## Exercise
Filter these entries, keeping only lines that hold the word "cross".
++++++++++++++++++++
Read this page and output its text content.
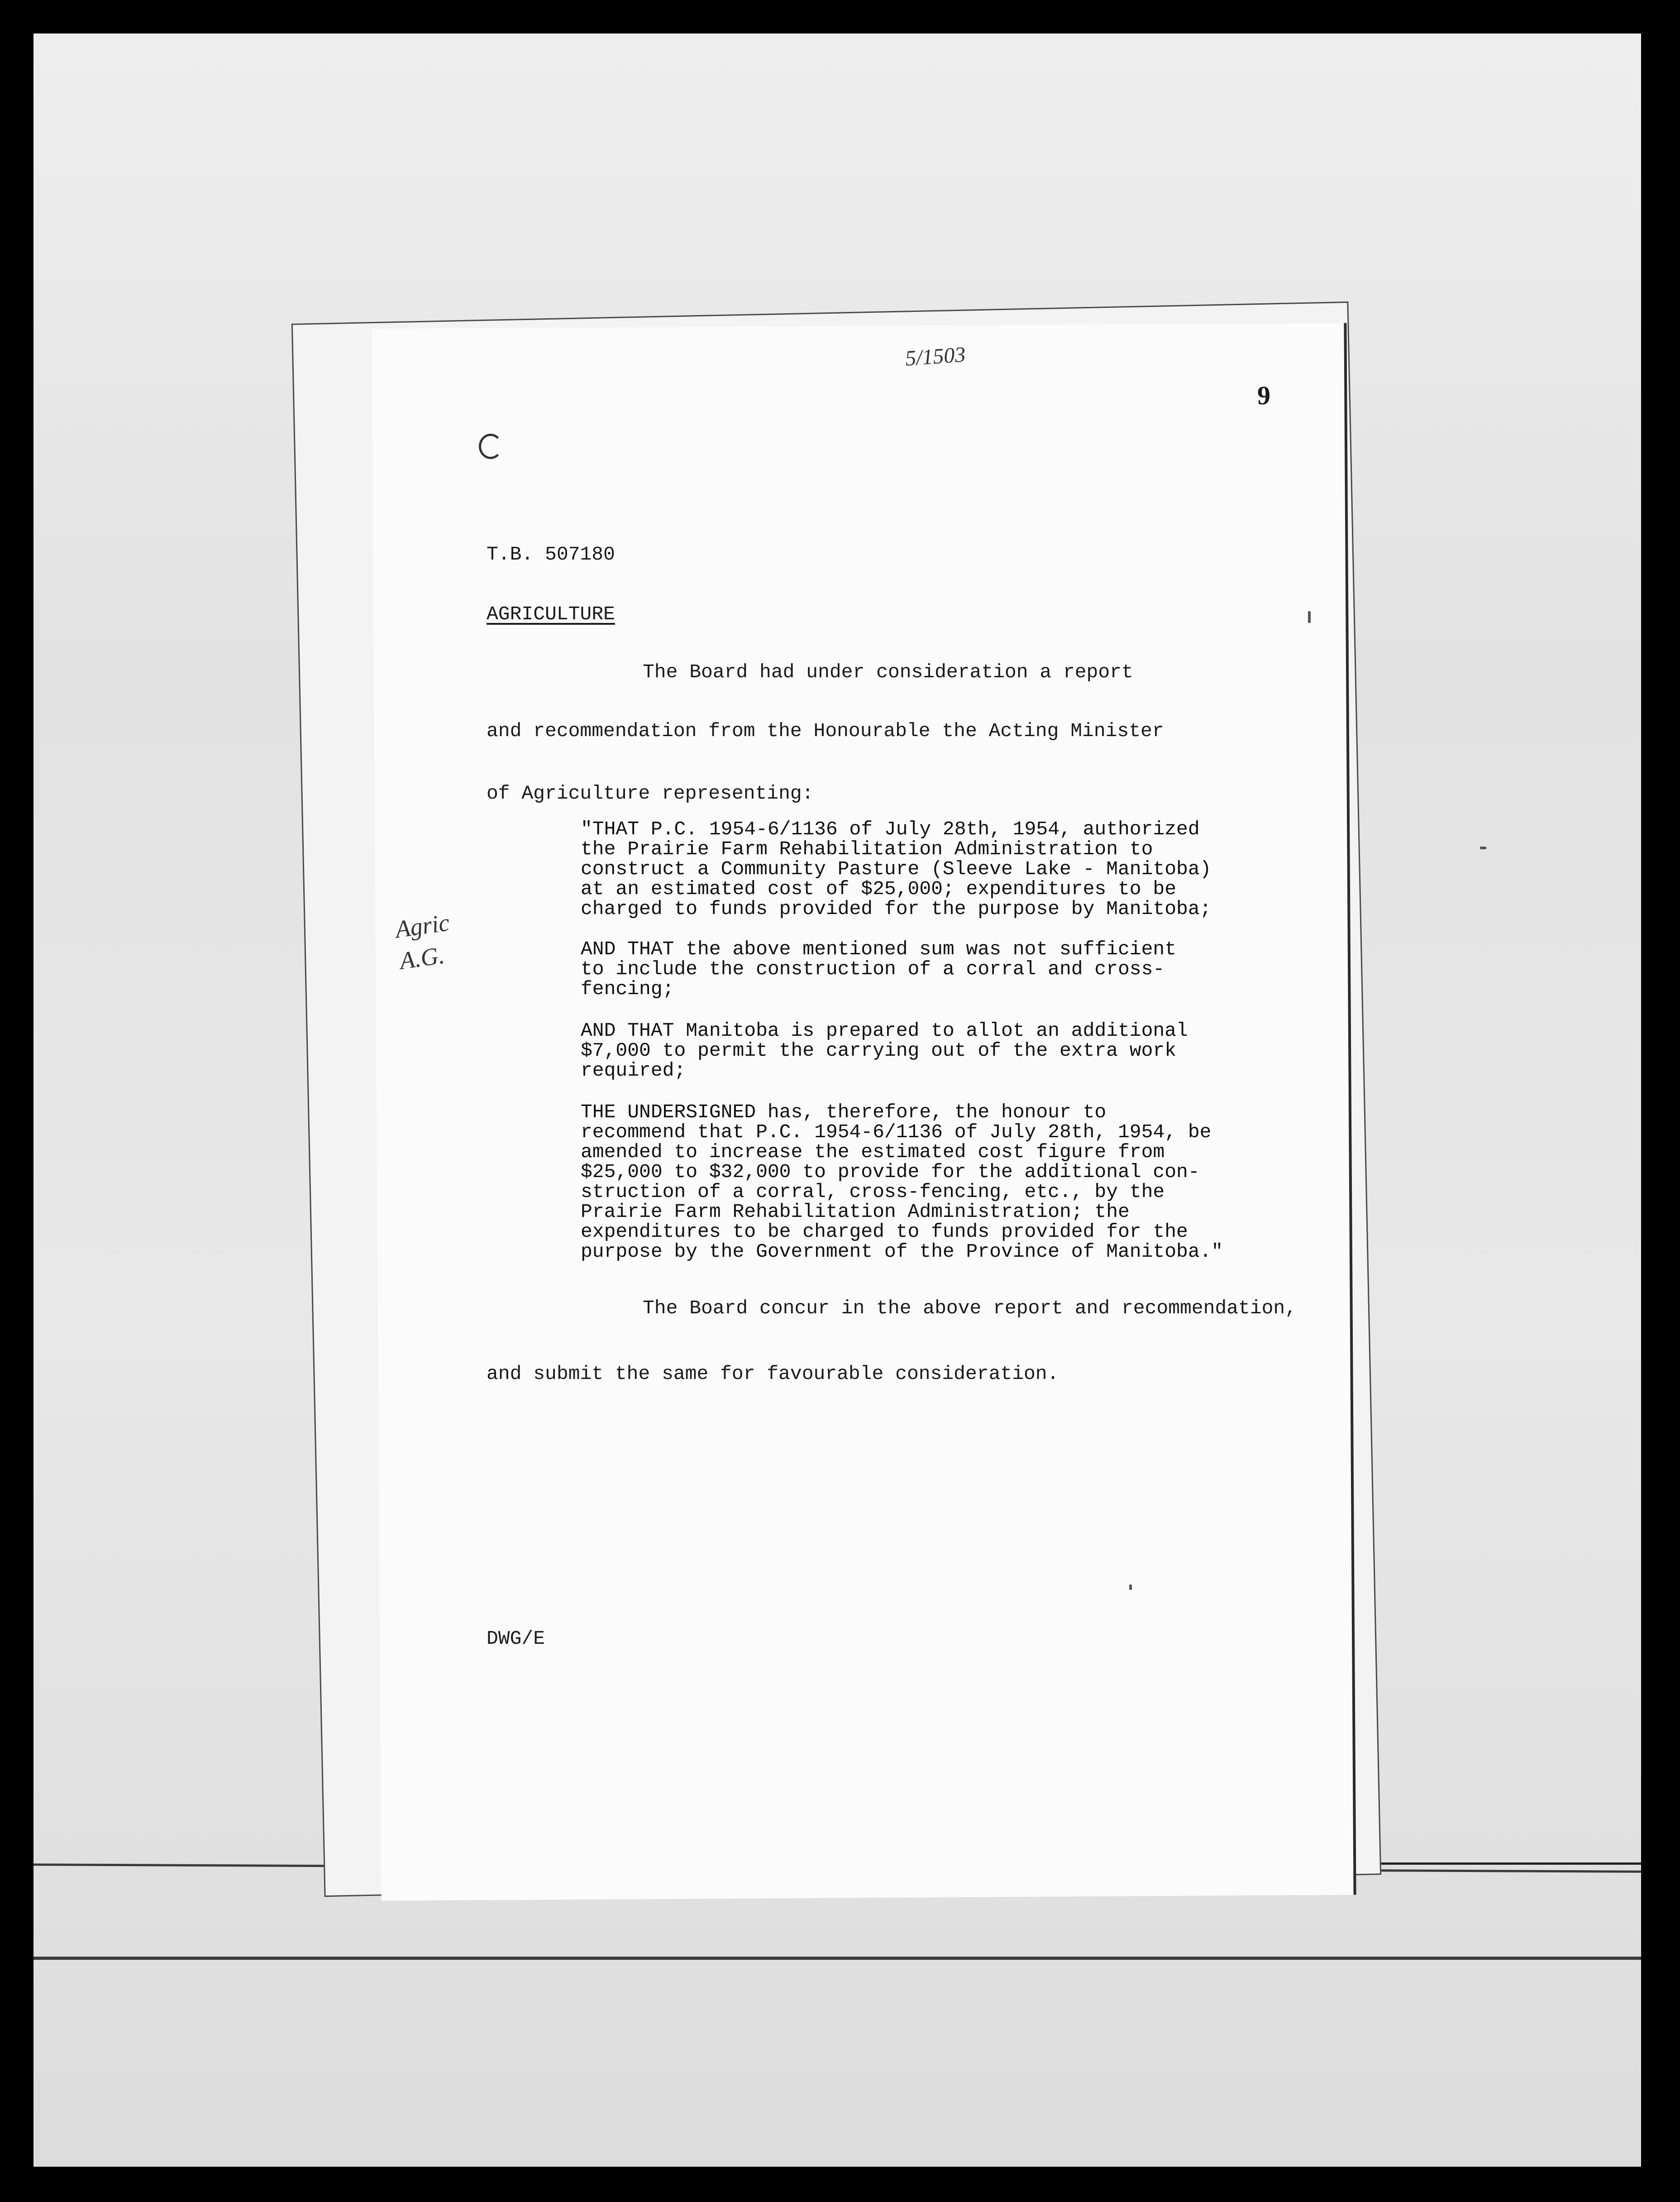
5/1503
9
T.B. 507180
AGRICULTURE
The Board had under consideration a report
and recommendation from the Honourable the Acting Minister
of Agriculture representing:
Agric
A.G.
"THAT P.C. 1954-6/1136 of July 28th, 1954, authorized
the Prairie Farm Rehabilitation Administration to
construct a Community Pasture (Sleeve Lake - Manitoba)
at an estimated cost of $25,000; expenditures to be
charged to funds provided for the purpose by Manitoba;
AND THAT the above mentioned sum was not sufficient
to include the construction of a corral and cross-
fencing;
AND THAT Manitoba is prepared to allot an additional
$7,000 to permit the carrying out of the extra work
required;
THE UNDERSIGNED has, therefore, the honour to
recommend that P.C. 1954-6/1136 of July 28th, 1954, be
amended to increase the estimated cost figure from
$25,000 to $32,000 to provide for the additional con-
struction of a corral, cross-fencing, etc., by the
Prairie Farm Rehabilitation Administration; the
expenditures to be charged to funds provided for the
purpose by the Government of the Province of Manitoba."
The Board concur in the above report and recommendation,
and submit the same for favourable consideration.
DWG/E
++++++++++++++++++++
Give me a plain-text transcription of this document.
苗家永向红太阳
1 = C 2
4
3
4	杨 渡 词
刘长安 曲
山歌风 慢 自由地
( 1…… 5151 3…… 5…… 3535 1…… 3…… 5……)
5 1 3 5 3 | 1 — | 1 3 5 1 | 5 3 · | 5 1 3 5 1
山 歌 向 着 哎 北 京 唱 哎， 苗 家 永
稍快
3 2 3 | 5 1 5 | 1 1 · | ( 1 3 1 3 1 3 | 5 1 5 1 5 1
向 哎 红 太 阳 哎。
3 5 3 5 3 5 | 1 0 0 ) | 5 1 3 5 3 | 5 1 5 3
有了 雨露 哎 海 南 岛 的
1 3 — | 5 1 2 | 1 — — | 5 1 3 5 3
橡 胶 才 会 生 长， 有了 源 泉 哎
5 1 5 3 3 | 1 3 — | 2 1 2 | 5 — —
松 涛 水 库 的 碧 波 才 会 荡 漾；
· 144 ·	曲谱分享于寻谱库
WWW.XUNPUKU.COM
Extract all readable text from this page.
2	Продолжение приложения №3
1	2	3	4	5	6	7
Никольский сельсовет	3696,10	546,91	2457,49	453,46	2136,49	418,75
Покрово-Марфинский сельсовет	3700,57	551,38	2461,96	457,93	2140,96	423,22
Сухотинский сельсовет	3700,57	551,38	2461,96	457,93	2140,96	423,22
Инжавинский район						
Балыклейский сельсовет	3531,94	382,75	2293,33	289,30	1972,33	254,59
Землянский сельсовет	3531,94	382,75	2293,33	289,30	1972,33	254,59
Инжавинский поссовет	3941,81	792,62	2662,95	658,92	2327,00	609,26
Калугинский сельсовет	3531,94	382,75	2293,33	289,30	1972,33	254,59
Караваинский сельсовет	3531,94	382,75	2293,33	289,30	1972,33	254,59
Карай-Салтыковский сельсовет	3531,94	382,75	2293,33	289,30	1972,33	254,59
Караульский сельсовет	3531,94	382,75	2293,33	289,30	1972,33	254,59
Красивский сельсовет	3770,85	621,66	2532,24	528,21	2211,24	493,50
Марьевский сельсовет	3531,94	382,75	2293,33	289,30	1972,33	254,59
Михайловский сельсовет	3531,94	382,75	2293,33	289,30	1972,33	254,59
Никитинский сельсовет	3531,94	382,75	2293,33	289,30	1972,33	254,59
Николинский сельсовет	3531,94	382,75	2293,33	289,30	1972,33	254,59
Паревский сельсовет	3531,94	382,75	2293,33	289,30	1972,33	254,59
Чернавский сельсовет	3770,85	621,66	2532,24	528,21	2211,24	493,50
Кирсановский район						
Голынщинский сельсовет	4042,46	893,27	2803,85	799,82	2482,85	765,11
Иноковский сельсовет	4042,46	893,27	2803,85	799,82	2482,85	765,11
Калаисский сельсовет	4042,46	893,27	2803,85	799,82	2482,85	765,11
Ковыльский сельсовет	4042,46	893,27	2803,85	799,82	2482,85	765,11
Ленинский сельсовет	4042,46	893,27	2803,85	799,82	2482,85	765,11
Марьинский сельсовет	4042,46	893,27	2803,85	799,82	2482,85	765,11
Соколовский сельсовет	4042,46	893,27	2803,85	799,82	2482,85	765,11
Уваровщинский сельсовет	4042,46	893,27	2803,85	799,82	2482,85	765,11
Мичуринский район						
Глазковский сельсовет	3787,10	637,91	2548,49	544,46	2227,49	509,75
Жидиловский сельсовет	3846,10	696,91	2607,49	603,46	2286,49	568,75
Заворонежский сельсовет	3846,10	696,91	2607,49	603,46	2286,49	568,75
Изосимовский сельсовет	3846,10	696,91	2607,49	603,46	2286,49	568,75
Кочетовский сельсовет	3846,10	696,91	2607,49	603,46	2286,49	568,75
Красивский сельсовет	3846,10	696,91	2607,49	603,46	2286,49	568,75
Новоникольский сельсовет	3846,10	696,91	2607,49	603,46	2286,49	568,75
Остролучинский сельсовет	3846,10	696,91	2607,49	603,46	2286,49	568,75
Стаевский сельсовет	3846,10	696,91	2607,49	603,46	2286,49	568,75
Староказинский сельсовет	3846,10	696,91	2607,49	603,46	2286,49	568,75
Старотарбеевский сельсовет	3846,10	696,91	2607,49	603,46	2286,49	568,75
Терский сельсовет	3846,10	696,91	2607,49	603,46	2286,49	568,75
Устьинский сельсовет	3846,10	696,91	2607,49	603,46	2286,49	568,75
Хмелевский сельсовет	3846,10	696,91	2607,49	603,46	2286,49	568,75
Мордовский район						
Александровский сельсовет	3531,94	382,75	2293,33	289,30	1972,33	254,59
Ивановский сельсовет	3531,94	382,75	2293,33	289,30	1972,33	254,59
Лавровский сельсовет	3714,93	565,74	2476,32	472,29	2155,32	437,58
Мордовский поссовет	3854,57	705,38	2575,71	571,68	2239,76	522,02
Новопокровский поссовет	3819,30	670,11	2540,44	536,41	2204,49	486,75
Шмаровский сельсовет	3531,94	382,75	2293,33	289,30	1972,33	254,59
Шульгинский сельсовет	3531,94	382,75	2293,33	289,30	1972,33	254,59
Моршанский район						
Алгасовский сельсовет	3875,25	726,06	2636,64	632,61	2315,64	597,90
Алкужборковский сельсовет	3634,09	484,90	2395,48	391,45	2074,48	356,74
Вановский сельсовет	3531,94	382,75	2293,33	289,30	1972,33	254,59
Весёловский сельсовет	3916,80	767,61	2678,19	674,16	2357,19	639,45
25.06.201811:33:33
++++++++++++++++++++
## Exercise output
to include the construction of a corral and cross-
struction of a corral, cross-fencing, etc., by the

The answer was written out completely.